_Data records_:
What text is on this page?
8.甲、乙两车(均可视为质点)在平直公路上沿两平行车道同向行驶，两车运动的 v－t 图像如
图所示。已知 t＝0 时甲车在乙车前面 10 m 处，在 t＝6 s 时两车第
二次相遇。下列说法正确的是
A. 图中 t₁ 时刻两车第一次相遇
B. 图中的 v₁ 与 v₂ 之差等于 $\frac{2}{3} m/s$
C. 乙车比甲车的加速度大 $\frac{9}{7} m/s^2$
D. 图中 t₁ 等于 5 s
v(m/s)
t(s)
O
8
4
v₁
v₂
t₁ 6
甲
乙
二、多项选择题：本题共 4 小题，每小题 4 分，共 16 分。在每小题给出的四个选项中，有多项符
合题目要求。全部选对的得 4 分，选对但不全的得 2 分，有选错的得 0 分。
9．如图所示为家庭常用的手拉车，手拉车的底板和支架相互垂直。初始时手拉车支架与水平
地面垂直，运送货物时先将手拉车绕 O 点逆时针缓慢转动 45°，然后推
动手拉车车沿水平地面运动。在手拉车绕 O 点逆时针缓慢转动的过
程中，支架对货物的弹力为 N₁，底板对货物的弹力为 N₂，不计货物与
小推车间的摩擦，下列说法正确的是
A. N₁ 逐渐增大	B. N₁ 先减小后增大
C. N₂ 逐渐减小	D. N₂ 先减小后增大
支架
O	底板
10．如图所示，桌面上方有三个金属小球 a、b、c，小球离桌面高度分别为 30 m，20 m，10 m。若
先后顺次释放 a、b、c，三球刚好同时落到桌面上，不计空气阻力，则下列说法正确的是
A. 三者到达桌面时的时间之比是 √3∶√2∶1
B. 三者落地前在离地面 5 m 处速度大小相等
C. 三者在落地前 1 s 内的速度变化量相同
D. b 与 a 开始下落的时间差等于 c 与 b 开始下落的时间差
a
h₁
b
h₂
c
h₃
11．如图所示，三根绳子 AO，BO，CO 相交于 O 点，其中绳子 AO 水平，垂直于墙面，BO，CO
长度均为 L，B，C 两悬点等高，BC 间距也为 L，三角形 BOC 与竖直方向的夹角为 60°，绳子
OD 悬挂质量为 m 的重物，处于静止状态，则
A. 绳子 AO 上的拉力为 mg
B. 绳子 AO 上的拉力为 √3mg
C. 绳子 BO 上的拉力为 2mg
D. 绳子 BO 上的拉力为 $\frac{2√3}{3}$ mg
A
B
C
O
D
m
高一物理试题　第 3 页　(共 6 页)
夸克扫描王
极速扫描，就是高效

_Aim_:
Can you restate every record above word for word?

_Result of the task_:
What text is on this page?
8.甲、乙两车(均可视为质点)在平直公路上沿两平行车道同向行驶，两车运动的 v－t 图像如
图所示。已知 t＝0 时甲车在乙车前面 10 m 处，在 t＝6 s 时两车第
二次相遇。下列说法正确的是
A. 图中 t₁ 时刻两车第一次相遇
B. 图中的 v₁ 与 v₂ 之差等于 $\frac{2}{3} m/s$
C. 乙车比甲车的加速度大 $\frac{9}{7} m/s^2$
D. 图中 t₁ 等于 5 s
v(m/s)
t(s)
O
8
4
v₁
v₂
t₁ 6
甲
乙
二、多项选择题：本题共 4 小题，每小题 4 分，共 16 分。在每小题给出的四个选项中，有多项符
合题目要求。全部选对的得 4 分，选对但不全的得 2 分，有选错的得 0 分。
9．如图所示为家庭常用的手拉车，手拉车的底板和支架相互垂直。初始时手拉车支架与水平
地面垂直，运送货物时先将手拉车绕 O 点逆时针缓慢转动 45°，然后推
动手拉车车沿水平地面运动。在手拉车绕 O 点逆时针缓慢转动的过
程中，支架对货物的弹力为 N₁，底板对货物的弹力为 N₂，不计货物与
小推车间的摩擦，下列说法正确的是
A. N₁ 逐渐增大	B. N₁ 先减小后增大
C. N₂ 逐渐减小	D. N₂ 先减小后增大
支架
O	底板
10．如图所示，桌面上方有三个金属小球 a、b、c，小球离桌面高度分别为 30 m，20 m，10 m。若
先后顺次释放 a、b、c，三球刚好同时落到桌面上，不计空气阻力，则下列说法正确的是
A. 三者到达桌面时的时间之比是 √3∶√2∶1
B. 三者落地前在离地面 5 m 处速度大小相等
C. 三者在落地前 1 s 内的速度变化量相同
D. b 与 a 开始下落的时间差等于 c 与 b 开始下落的时间差
a
h₁
b
h₂
c
h₃
11．如图所示，三根绳子 AO，BO，CO 相交于 O 点，其中绳子 AO 水平，垂直于墙面，BO，CO
长度均为 L，B，C 两悬点等高，BC 间距也为 L，三角形 BOC 与竖直方向的夹角为 60°，绳子
OD 悬挂质量为 m 的重物，处于静止状态，则
A. 绳子 AO 上的拉力为 mg
B. 绳子 AO 上的拉力为 √3mg
C. 绳子 BO 上的拉力为 2mg
D. 绳子 BO 上的拉力为 $\frac{2√3}{3}$ mg
A
B
C
O
D
m
高一物理试题　第 3 页　(共 6 页)
夸克扫描王
极速扫描，就是高效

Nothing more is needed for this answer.